_WHAT IS NEEDED_.
Copy out, from the entries below, each line holding the string "frac".

_PROVIDED RECORDS_.
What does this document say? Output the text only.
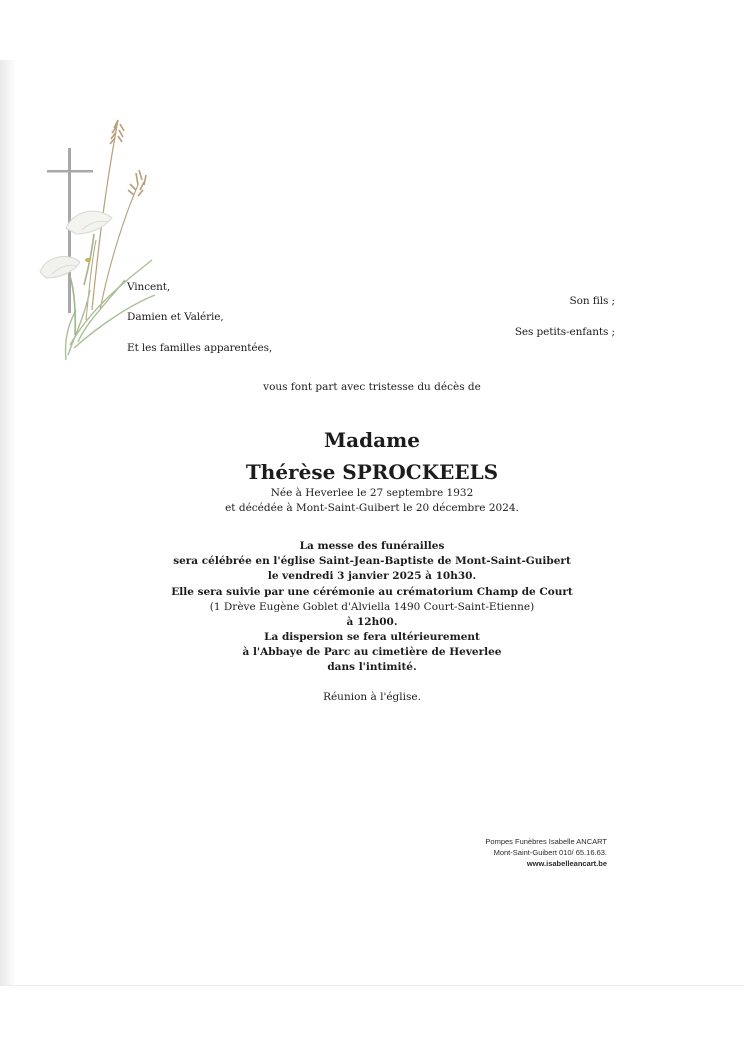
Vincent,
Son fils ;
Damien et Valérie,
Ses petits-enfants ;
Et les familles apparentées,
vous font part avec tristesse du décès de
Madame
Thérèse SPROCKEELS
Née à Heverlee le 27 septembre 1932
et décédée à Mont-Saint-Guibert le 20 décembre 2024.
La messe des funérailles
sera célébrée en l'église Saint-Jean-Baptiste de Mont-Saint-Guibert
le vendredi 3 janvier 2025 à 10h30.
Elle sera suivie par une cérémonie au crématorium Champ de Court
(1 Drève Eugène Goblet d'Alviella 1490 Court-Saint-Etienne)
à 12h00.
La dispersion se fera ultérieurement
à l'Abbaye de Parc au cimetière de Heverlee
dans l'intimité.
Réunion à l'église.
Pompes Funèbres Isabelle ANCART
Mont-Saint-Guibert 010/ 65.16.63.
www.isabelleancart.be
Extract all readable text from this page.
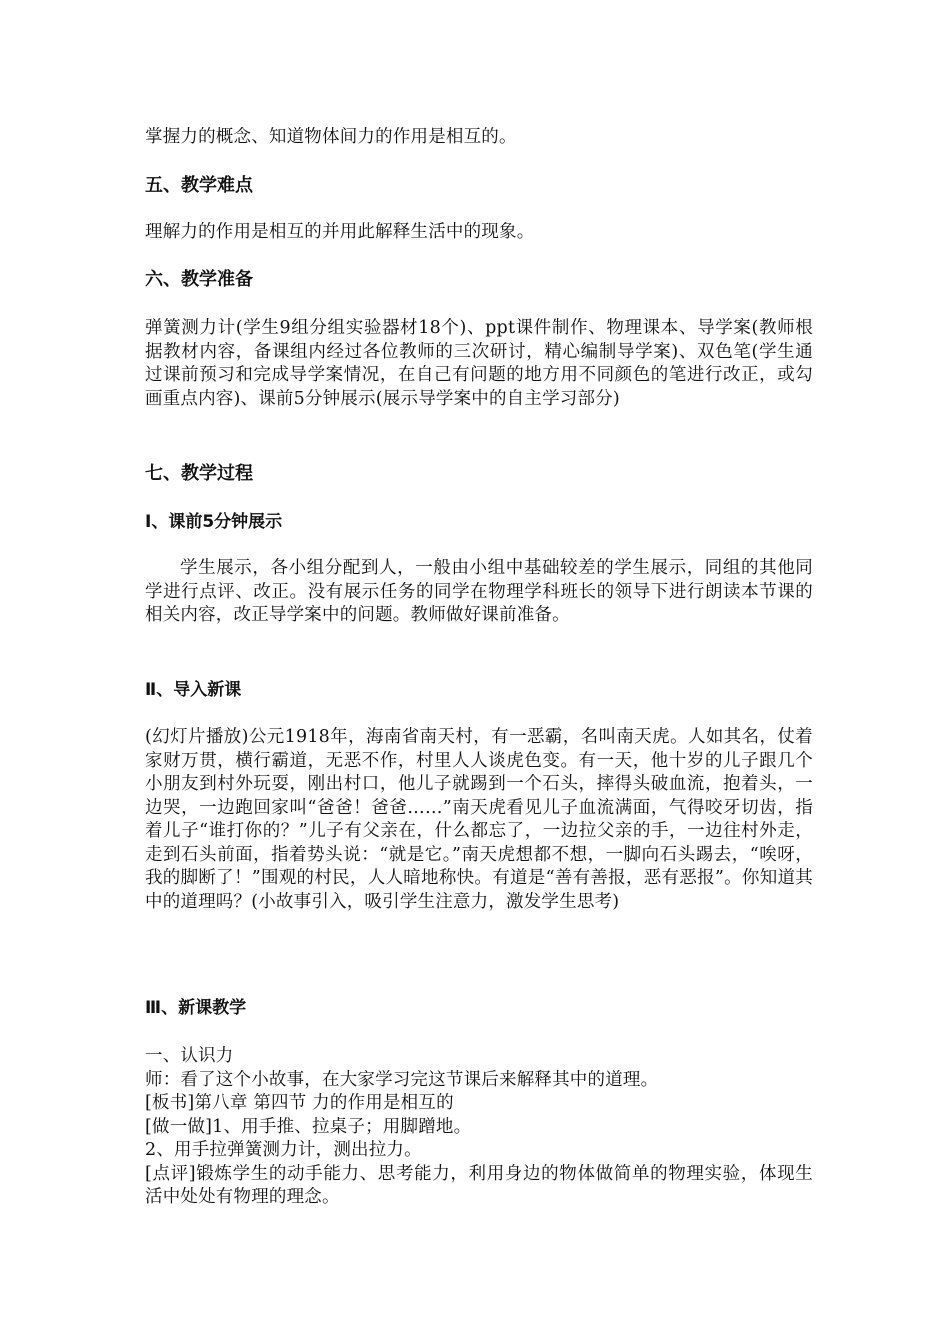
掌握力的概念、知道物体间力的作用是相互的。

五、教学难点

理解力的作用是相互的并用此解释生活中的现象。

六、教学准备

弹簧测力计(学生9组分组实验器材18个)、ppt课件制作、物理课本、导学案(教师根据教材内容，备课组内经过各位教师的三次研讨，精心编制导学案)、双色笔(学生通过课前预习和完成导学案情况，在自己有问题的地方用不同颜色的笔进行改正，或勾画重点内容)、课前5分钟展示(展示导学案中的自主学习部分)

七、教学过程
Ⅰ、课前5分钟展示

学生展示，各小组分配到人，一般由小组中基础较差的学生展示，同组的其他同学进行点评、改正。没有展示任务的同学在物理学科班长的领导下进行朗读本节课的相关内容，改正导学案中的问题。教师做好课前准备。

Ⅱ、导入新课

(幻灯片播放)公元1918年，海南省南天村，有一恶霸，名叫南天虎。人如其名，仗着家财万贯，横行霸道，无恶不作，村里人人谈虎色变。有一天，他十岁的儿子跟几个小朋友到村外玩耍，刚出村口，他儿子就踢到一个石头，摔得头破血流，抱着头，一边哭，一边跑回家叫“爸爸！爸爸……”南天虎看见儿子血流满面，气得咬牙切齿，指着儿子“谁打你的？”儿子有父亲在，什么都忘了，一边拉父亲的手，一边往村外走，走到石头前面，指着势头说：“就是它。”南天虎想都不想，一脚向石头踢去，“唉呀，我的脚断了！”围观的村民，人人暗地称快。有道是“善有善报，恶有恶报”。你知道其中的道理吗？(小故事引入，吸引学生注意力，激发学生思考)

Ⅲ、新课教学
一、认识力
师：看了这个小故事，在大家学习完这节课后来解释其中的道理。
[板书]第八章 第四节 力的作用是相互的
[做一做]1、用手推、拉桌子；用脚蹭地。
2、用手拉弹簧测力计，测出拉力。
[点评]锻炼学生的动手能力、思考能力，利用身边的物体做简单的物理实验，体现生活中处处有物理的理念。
* * *
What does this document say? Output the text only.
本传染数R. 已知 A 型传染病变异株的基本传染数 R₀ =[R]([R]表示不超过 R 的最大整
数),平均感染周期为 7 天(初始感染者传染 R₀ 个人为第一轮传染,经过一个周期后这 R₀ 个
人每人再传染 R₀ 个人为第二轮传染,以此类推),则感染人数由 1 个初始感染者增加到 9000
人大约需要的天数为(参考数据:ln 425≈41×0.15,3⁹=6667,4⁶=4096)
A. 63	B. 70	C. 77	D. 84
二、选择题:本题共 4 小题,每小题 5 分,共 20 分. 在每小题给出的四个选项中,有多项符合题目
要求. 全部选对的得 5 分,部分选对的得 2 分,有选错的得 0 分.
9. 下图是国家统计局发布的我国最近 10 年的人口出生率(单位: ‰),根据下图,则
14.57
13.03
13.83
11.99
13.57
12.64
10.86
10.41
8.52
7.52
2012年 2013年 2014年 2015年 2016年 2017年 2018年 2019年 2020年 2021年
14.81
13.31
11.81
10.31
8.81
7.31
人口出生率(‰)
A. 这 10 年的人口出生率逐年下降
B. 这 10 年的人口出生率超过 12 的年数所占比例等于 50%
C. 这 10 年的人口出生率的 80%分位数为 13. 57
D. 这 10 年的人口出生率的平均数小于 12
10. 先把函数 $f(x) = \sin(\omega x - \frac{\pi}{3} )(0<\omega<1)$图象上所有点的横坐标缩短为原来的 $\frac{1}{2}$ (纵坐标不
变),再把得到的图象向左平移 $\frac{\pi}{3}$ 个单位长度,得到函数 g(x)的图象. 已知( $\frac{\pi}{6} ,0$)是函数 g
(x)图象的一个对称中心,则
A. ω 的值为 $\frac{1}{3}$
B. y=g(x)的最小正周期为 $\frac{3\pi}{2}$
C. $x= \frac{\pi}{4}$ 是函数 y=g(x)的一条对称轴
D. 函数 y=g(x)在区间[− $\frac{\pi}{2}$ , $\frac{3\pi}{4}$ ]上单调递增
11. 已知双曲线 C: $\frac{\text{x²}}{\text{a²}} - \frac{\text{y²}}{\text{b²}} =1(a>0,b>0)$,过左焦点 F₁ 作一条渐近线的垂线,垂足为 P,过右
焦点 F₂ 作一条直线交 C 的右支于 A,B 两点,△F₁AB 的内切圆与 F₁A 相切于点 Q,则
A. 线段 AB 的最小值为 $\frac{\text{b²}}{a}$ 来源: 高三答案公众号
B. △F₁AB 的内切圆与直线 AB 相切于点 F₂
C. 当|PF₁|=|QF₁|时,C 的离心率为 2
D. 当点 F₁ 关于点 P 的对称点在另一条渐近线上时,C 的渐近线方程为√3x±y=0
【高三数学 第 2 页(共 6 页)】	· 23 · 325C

_EXERCISE SOLUTION_.
10. 先把函数 $f(x) = \sin(\omega x - \frac{\pi}{3} )(0<\omega<1)$图象上所有点的横坐标缩短为原来的 $\frac{1}{2}$ (纵坐标不
变),再把得到的图象向左平移 $\frac{\pi}{3}$ 个单位长度,得到函数 g(x)的图象. 已知( $\frac{\pi}{6} ,0$)是函数 g
A. ω 的值为 $\frac{1}{3}$
B. y=g(x)的最小正周期为 $\frac{3\pi}{2}$
C. $x= \frac{\pi}{4}$ 是函数 y=g(x)的一条对称轴
D. 函数 y=g(x)在区间[− $\frac{\pi}{2}$ , $\frac{3\pi}{4}$ ]上单调递增
11. 已知双曲线 C: $\frac{\text{x²}}{\text{a²}} - \frac{\text{y²}}{\text{b²}} =1(a>0,b>0)$,过左焦点 F₁ 作一条渐近线的垂线,垂足为 P,过右
A. 线段 AB 的最小值为 $\frac{\text{b²}}{a}$ 来源: 高三答案公众号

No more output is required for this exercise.